- **What you need to do**
From the entries below, extract every line that includes the word "this".

(Structured figure records)

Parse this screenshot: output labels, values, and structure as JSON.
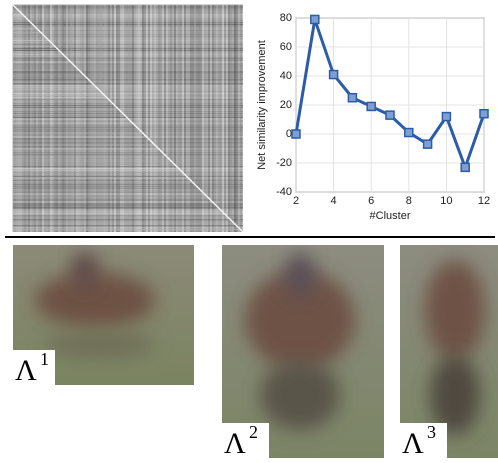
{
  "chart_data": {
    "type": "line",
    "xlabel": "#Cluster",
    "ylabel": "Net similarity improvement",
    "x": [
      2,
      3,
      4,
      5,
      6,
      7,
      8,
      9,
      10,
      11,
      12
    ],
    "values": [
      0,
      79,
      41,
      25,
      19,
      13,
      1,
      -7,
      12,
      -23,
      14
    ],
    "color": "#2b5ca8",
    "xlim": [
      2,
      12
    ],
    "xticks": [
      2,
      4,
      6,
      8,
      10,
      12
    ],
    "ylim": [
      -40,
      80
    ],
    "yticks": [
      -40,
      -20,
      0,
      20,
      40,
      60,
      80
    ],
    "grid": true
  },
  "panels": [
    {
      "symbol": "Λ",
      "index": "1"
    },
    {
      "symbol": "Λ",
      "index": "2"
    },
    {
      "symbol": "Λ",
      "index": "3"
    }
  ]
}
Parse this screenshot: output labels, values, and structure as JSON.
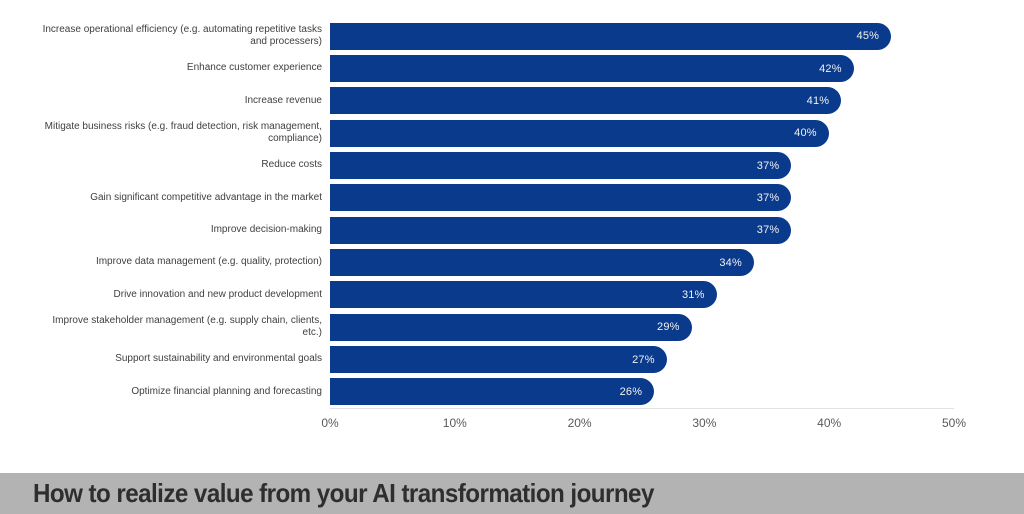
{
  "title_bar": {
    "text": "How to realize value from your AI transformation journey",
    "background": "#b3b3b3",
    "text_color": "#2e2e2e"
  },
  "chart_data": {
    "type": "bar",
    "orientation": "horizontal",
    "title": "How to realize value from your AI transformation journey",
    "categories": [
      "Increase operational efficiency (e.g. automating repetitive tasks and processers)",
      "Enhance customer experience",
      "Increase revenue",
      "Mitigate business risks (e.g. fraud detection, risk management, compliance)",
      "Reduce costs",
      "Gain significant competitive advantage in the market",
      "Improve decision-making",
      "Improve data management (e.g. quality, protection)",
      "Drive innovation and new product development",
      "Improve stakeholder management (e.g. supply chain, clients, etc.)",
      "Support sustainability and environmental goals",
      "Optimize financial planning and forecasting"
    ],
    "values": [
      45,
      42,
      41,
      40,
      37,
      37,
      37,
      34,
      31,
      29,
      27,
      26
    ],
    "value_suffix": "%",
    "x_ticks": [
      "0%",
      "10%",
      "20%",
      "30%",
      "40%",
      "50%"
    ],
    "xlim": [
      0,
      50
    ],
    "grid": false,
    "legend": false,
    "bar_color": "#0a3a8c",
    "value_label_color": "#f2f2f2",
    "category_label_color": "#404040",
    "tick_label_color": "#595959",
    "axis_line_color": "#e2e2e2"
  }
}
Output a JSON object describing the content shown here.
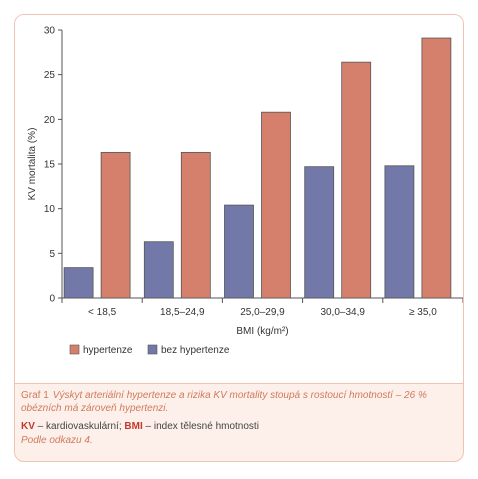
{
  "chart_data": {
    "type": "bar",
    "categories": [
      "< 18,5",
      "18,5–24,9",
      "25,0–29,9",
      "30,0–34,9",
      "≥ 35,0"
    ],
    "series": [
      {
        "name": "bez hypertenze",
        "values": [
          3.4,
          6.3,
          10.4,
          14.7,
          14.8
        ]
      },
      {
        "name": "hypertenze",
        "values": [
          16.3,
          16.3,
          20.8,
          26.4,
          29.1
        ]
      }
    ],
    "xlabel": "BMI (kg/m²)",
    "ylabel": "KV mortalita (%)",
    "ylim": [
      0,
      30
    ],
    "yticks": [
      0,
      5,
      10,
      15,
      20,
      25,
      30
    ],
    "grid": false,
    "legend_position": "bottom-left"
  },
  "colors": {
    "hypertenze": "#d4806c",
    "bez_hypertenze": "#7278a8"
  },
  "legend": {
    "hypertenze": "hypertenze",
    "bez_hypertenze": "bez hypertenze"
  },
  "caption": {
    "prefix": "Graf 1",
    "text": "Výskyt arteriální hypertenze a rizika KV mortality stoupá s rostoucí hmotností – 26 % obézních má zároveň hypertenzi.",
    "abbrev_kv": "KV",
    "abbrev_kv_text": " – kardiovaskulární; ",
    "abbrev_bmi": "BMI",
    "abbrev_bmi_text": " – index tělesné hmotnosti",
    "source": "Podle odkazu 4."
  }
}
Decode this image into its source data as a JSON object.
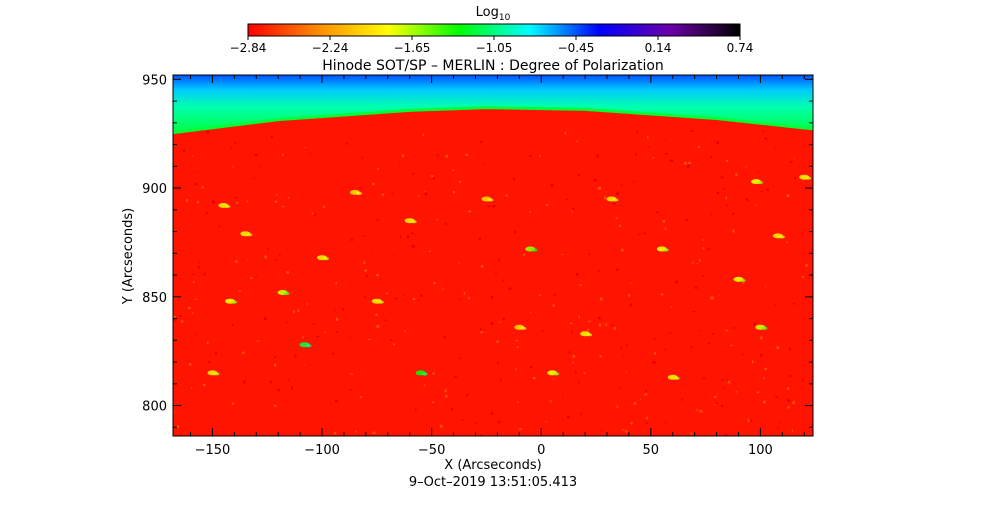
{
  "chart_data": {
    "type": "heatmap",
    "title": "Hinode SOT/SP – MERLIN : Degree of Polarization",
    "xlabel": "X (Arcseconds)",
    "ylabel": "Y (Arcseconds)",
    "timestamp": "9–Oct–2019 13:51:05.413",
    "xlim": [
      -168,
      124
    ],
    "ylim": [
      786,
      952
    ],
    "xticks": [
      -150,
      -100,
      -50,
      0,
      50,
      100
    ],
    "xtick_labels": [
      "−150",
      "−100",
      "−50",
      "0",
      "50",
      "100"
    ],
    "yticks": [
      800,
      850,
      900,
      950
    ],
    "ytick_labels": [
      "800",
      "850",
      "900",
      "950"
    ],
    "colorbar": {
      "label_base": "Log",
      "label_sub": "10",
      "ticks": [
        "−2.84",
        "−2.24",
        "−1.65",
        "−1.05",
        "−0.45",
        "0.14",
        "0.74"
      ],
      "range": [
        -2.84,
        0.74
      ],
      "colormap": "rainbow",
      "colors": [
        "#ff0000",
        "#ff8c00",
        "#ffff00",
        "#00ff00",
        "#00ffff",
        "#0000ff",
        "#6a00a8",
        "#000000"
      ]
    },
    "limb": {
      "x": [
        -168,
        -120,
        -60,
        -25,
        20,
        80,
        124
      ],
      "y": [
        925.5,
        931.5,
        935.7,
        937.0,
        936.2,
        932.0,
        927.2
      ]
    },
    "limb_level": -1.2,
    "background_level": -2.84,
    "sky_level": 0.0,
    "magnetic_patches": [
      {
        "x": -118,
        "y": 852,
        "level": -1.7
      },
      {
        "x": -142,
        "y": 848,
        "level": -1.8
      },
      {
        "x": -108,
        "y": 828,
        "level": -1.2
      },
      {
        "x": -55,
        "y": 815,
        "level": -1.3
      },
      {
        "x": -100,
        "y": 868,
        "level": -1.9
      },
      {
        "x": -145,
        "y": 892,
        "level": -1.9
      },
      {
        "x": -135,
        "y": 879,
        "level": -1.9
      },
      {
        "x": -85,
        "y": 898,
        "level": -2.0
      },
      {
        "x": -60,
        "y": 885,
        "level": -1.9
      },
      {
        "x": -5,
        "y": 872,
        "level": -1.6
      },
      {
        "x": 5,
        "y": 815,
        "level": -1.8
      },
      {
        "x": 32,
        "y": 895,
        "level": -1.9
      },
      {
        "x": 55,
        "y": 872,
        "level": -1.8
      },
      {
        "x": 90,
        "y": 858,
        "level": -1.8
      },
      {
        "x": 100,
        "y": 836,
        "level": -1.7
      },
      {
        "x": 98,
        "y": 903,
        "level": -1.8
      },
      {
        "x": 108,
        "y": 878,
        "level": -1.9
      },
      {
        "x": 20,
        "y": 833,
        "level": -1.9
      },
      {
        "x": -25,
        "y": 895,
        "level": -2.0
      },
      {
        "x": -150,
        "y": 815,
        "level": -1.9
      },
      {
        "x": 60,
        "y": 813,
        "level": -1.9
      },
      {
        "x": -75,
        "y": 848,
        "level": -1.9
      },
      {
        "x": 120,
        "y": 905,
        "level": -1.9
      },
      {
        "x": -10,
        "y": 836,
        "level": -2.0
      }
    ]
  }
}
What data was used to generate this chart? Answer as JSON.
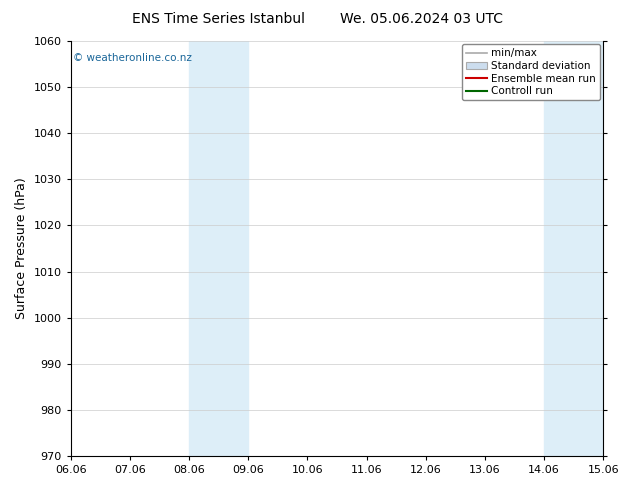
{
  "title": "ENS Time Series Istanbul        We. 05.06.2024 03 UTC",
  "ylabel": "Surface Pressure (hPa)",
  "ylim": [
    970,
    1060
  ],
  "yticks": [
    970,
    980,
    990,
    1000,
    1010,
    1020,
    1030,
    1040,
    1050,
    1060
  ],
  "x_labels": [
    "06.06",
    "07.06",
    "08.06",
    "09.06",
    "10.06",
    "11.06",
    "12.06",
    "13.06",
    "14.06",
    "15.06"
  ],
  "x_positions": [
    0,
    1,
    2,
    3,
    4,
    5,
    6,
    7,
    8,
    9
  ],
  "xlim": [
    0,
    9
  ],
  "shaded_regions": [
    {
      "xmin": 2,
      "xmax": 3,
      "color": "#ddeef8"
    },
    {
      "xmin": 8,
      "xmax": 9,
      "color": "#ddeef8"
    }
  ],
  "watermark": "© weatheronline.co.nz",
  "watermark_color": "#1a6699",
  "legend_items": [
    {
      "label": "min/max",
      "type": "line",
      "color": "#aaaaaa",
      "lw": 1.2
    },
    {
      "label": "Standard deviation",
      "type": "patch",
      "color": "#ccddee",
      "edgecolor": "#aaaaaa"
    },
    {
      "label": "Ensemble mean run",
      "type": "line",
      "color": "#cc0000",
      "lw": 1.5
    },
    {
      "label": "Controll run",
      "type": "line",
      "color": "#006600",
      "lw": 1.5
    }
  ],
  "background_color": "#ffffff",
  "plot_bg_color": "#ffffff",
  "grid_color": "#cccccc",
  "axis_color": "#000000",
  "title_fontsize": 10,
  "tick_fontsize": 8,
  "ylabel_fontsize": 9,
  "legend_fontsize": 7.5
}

- **Response to the exercise**
Parse this screenshot: output labels, values, and structure as JSON.
Parse this screenshot: output labels, values, and structure as JSON.
Decode this image into its source data as a JSON object.
What data was used to generate this chart? Answer as JSON.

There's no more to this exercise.